# Start of Task inputs

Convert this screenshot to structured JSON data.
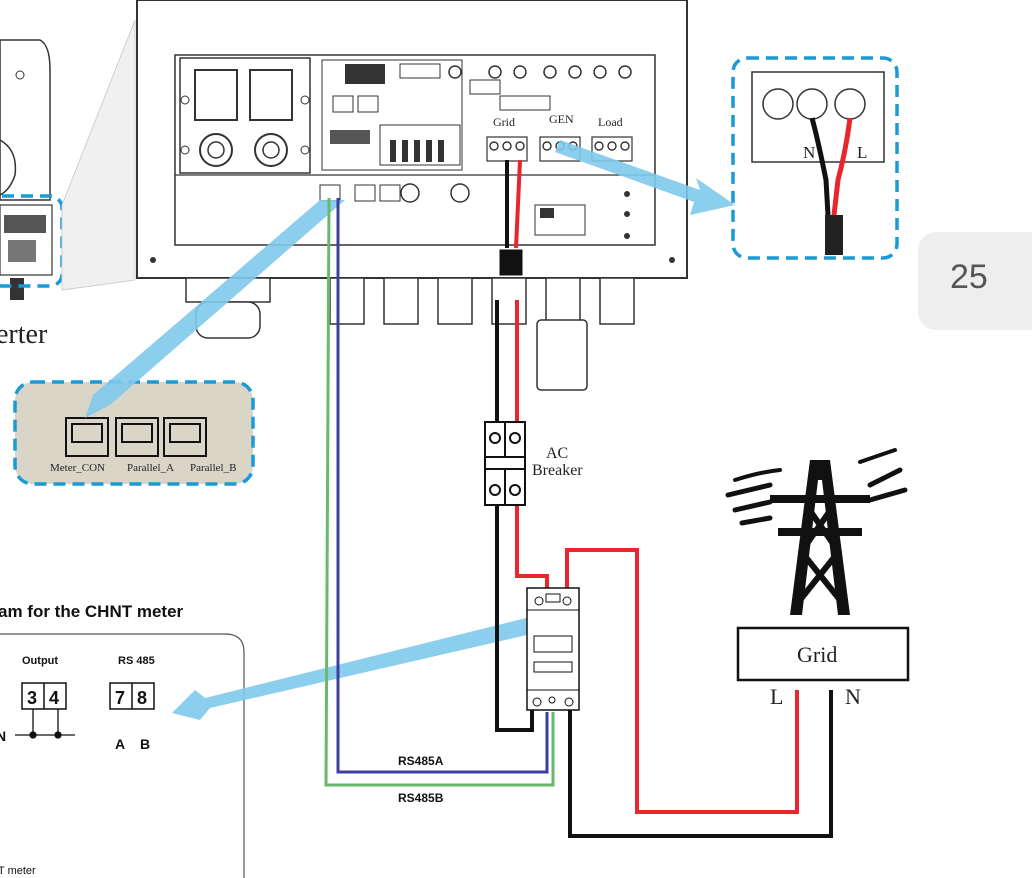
{
  "page_number": "25",
  "inverter_label_fragment": "erter",
  "comm_ports": {
    "port1": "Meter_CON",
    "port2": "Parallel_A",
    "port3": "Parallel_B"
  },
  "terminal_labels": {
    "grid": "Grid",
    "gen": "GEN",
    "load": "Load"
  },
  "cable_detail": {
    "n": "N",
    "l": "L"
  },
  "breaker": {
    "line1": "AC",
    "line2": "Breaker"
  },
  "grid_box": {
    "label": "Grid",
    "l": "L",
    "n": "N"
  },
  "meter_panel": {
    "title_fragment": "am for the CHNT meter",
    "output_label": "Output",
    "rs485_label": "RS 485",
    "t3": "3",
    "t4": "4",
    "t7": "7",
    "t8": "8",
    "a": "A",
    "b": "B",
    "n_frag": "N",
    "footer_fragment": "T meter"
  },
  "wires": {
    "rs485a": "RS485A",
    "rs485b": "RS485B"
  },
  "colors": {
    "dashed_blue": "#1a9ad6",
    "arrow_blue": "#7fc9ec",
    "red_wire": "#e8262b",
    "green_wire": "#6ab96a",
    "blue_wire": "#3b3fa0",
    "ports_bg": "#d9d6c8"
  }
}
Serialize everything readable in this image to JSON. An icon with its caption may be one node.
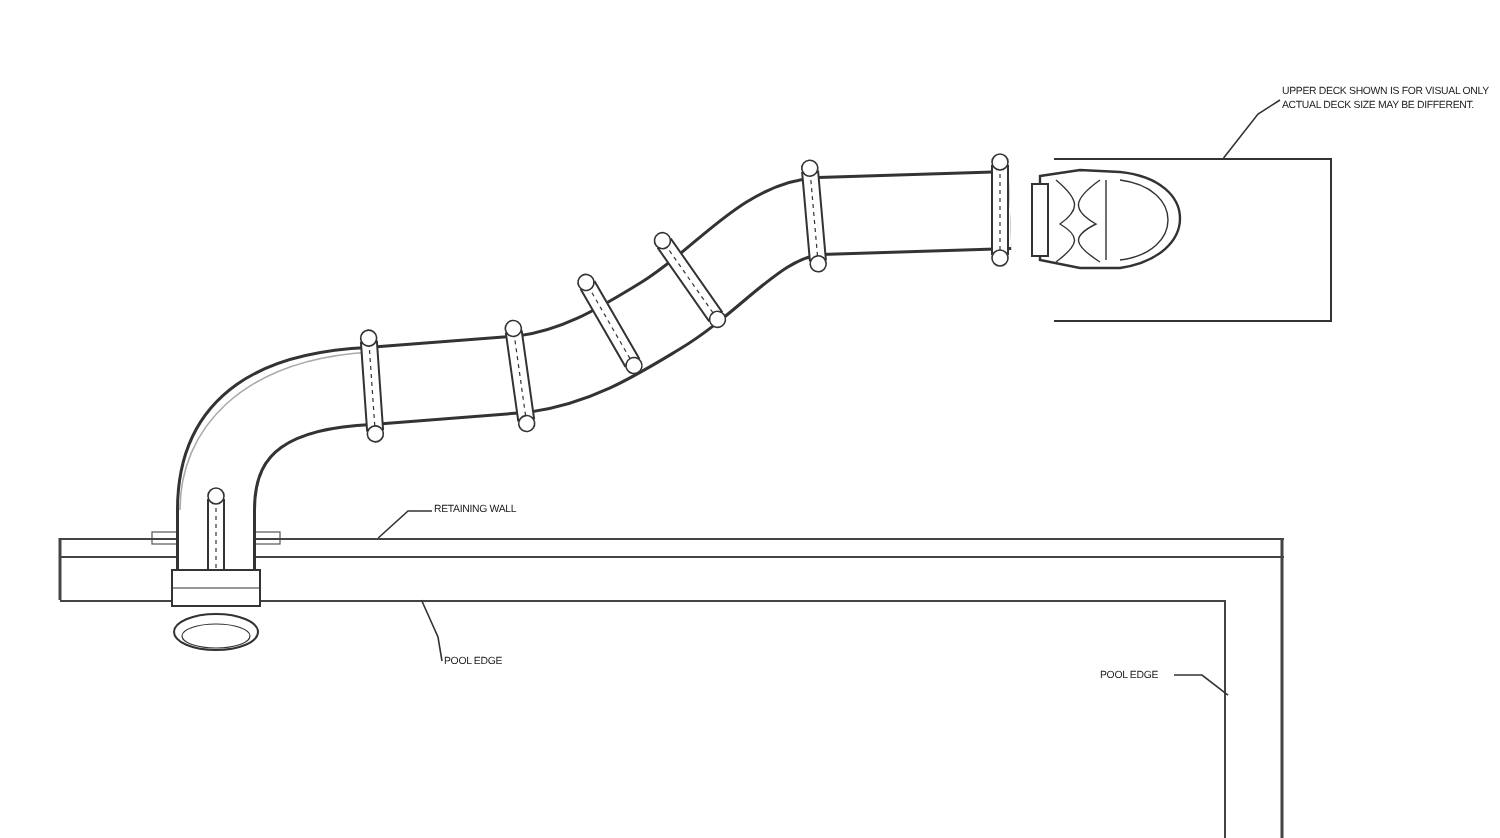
{
  "diagram": {
    "nodes": [
      {
        "text": [
          "UPPER DECK SHOWN IS FOR VISUAL ONLY ACTUAL DECK SIZE MAY BE DIFFERENT."
        ]
      },
      {
        "text": [],
        "shape": "box"
      },
      {
        "text": [
          "RETAINING WALL"
        ]
      },
      {
        "text": [],
        "shape": "bar"
      },
      {
        "text": [],
        "shape": "box"
      },
      {
        "text": [
          "POOL EDGE"
        ],
        "in": 4
      },
      {
        "text": [
          "POOL EDGE"
        ],
        "in": 4
      }
    ],
    "edges": [
      {
        "from": 0,
        "to": 1,
        "arrow": "none"
      },
      {
        "from": 2,
        "to": 3,
        "arrow": "none"
      },
      {
        "from": 5,
        "to": 4,
        "arrow": "none"
      },
      {
        "from": 6,
        "to": 4,
        "arrow": "none"
      }
    ]
  }
}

# End of Task inputs

→ **What the exercise asks**
Send back the data above word for word, with the pictures left out.

→ **Answer below**
Convert this screenshot to structured JSON data.
{
  "page_number": "25",
  "inverter_label_fragment": "erter",
  "comm_ports": {
    "port1": "Meter_CON",
    "port2": "Parallel_A",
    "port3": "Parallel_B"
  },
  "terminal_labels": {
    "grid": "Grid",
    "gen": "GEN",
    "load": "Load"
  },
  "cable_detail": {
    "n": "N",
    "l": "L"
  },
  "breaker": {
    "line1": "AC",
    "line2": "Breaker"
  },
  "grid_box": {
    "label": "Grid",
    "l": "L",
    "n": "N"
  },
  "meter_panel": {
    "title_fragment": "am for the CHNT meter",
    "output_label": "Output",
    "rs485_label": "RS 485",
    "t3": "3",
    "t4": "4",
    "t7": "7",
    "t8": "8",
    "a": "A",
    "b": "B",
    "n_frag": "N",
    "footer_fragment": "T meter"
  },
  "wires": {
    "rs485a": "RS485A",
    "rs485b": "RS485B"
  },
  "colors": {
    "dashed_blue": "#1a9ad6",
    "arrow_blue": "#7fc9ec",
    "red_wire": "#e8262b",
    "green_wire": "#6ab96a",
    "blue_wire": "#3b3fa0",
    "ports_bg": "#d9d6c8"
  }
}
Serialize everything readable in this image to JSON. An icon with its caption may be one node.
{
  "diagram": {
    "nodes": [
      {
        "text": [
          "UPPER DECK SHOWN IS FOR VISUAL ONLY ACTUAL DECK SIZE MAY BE DIFFERENT."
        ]
      },
      {
        "text": [],
        "shape": "box"
      },
      {
        "text": [
          "RETAINING WALL"
        ]
      },
      {
        "text": [],
        "shape": "bar"
      },
      {
        "text": [],
        "shape": "box"
      },
      {
        "text": [
          "POOL EDGE"
        ],
        "in": 4
      },
      {
        "text": [
          "POOL EDGE"
        ],
        "in": 4
      }
    ],
    "edges": [
      {
        "from": 0,
        "to": 1,
        "arrow": "none"
      },
      {
        "from": 2,
        "to": 3,
        "arrow": "none"
      },
      {
        "from": 5,
        "to": 4,
        "arrow": "none"
      },
      {
        "from": 6,
        "to": 4,
        "arrow": "none"
      }
    ]
  }
}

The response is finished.